> _Required work_:
Assemble all lines in which the string "native" appears.

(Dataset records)
========

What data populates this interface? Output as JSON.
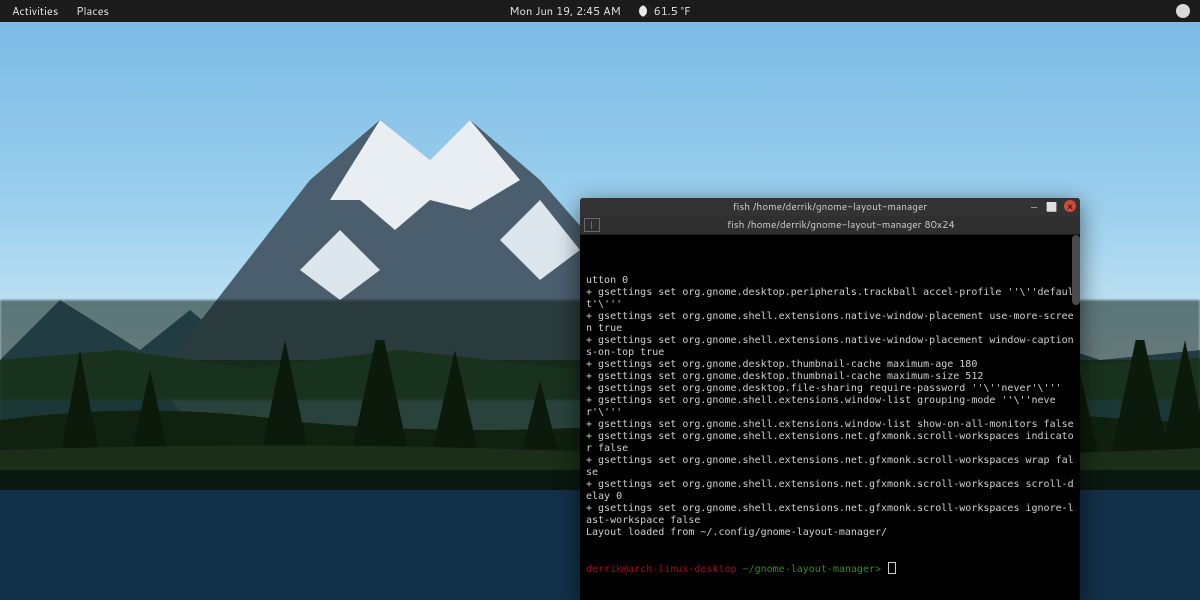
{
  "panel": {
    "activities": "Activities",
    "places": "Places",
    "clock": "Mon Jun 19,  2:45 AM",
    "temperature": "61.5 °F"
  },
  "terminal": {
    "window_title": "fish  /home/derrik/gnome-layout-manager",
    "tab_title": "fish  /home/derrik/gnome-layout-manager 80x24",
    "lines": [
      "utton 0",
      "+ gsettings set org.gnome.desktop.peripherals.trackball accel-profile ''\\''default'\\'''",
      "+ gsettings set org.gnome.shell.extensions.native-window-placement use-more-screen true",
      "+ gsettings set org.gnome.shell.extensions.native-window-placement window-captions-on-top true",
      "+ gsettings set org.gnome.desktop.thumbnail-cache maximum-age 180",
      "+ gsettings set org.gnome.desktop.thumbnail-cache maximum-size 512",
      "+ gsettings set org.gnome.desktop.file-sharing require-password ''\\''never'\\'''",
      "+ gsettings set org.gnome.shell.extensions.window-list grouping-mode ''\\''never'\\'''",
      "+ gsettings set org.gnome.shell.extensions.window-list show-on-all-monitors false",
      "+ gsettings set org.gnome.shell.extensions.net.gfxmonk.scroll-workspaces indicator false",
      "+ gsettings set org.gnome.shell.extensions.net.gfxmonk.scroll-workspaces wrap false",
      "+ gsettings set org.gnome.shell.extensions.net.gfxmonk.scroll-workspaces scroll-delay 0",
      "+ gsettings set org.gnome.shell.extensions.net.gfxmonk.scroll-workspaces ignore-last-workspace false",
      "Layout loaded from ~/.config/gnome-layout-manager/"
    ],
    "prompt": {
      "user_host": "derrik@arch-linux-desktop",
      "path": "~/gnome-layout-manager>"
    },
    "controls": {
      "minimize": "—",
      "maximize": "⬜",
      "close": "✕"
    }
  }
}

========

> _Expected output_:
      "+ gsettings set org.gnome.shell.extensions.native-window-placement use-more-screen true",
      "+ gsettings set org.gnome.shell.extensions.native-window-placement window-captions-on-top true",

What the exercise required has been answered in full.